YOUR OBJECTIVE: Report all lines holding "hprof".
»»
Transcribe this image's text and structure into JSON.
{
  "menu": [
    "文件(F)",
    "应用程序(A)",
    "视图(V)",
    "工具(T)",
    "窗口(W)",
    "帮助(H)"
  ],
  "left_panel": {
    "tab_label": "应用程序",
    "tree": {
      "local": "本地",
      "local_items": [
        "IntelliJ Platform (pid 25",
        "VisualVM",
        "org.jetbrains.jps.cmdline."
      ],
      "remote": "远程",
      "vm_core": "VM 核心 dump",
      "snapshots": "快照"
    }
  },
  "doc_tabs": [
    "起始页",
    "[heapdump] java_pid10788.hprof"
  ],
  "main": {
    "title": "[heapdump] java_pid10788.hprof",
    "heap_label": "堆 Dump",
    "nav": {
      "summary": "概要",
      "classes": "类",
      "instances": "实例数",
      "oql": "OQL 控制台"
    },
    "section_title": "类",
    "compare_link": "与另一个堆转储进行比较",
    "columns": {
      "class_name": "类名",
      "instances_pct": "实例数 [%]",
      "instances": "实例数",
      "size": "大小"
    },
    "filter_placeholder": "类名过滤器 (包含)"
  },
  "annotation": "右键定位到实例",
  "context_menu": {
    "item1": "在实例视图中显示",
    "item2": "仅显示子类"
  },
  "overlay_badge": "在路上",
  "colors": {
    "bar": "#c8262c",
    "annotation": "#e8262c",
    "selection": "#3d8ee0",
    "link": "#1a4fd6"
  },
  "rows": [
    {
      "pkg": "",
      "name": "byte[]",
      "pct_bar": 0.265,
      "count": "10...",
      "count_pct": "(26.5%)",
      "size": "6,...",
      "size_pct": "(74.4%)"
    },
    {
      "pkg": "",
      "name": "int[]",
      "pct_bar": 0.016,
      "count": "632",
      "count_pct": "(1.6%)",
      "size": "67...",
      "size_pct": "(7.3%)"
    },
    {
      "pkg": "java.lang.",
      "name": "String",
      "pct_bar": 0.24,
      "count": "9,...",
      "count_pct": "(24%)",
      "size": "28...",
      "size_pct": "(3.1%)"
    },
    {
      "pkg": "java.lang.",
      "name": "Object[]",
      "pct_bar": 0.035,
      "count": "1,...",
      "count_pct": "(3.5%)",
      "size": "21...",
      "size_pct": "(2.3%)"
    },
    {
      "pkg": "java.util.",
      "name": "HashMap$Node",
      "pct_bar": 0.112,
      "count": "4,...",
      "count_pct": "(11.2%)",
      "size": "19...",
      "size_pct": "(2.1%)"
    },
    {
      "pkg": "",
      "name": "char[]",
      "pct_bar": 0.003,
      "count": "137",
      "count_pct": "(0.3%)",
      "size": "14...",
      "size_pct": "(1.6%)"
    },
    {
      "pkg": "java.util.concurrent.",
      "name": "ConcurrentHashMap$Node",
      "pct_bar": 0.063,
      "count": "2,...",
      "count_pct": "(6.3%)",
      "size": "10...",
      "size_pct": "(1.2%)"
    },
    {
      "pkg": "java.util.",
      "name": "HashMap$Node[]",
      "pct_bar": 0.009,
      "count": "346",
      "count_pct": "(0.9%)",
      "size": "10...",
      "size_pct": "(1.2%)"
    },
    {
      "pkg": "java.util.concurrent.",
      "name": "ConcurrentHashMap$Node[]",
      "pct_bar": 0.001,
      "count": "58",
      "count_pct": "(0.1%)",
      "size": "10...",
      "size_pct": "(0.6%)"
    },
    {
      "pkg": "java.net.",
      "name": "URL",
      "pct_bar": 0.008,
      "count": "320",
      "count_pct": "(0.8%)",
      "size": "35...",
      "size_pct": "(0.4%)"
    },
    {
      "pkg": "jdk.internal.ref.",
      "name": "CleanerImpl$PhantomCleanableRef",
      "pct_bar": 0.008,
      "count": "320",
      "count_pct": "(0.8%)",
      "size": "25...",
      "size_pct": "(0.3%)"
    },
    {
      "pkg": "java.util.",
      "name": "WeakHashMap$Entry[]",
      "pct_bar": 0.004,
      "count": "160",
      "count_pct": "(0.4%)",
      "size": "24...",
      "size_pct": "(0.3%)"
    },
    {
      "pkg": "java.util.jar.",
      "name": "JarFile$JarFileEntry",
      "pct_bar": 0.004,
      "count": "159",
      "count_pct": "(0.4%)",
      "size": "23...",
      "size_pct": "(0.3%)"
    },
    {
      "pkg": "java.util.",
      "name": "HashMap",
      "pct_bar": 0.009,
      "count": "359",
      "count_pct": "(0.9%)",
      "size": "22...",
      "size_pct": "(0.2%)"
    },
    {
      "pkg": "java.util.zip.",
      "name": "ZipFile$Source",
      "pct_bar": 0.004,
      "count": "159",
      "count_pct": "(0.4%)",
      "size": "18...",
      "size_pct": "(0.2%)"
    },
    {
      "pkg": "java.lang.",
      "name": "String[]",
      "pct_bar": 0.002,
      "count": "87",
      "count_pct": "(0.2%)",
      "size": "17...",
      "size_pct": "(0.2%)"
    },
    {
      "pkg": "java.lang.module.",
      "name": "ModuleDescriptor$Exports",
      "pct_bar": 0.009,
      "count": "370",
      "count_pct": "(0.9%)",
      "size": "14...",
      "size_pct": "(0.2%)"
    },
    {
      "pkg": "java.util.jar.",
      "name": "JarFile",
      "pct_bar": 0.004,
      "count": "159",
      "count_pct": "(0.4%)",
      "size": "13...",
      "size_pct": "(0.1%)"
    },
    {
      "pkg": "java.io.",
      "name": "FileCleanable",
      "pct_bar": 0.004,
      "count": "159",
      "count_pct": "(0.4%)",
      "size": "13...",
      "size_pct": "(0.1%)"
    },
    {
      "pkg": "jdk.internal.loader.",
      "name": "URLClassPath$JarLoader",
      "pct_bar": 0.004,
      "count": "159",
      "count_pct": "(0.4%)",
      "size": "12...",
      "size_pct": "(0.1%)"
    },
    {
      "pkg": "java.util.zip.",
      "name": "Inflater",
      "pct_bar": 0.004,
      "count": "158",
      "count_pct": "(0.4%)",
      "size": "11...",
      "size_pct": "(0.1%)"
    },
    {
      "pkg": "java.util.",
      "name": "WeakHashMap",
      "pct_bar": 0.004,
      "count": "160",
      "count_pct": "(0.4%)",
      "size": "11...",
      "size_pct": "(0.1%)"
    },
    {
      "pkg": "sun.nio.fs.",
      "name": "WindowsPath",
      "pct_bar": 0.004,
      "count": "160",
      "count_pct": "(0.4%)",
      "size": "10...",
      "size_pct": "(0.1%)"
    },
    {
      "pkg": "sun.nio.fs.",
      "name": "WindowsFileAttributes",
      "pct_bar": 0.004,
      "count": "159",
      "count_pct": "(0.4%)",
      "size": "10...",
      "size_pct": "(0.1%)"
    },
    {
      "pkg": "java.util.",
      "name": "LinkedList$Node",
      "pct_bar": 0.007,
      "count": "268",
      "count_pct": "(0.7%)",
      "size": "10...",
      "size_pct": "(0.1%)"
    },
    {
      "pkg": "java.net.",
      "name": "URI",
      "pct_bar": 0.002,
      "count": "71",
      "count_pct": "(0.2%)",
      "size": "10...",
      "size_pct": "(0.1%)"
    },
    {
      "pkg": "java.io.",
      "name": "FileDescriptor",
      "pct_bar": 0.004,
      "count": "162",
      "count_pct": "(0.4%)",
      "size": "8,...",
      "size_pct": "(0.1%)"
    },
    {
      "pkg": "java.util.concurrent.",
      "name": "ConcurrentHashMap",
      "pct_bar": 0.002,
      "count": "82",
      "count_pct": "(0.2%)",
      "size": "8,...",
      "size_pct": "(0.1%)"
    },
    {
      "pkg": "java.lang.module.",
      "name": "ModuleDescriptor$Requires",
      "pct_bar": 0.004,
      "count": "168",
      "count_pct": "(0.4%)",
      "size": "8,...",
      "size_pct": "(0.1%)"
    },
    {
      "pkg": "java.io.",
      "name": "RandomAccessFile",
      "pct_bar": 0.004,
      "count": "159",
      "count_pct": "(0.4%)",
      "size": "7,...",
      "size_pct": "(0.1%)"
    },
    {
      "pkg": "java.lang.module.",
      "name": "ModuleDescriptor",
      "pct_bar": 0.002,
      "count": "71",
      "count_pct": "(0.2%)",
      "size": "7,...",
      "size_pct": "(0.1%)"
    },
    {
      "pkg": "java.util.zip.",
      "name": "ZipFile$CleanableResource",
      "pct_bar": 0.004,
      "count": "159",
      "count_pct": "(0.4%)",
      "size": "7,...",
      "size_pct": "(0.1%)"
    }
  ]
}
««
TASK RESPONSE:
    "[heapdump] java_pid10788.hprof"
    "title": "[heapdump] java_pid10788.hprof",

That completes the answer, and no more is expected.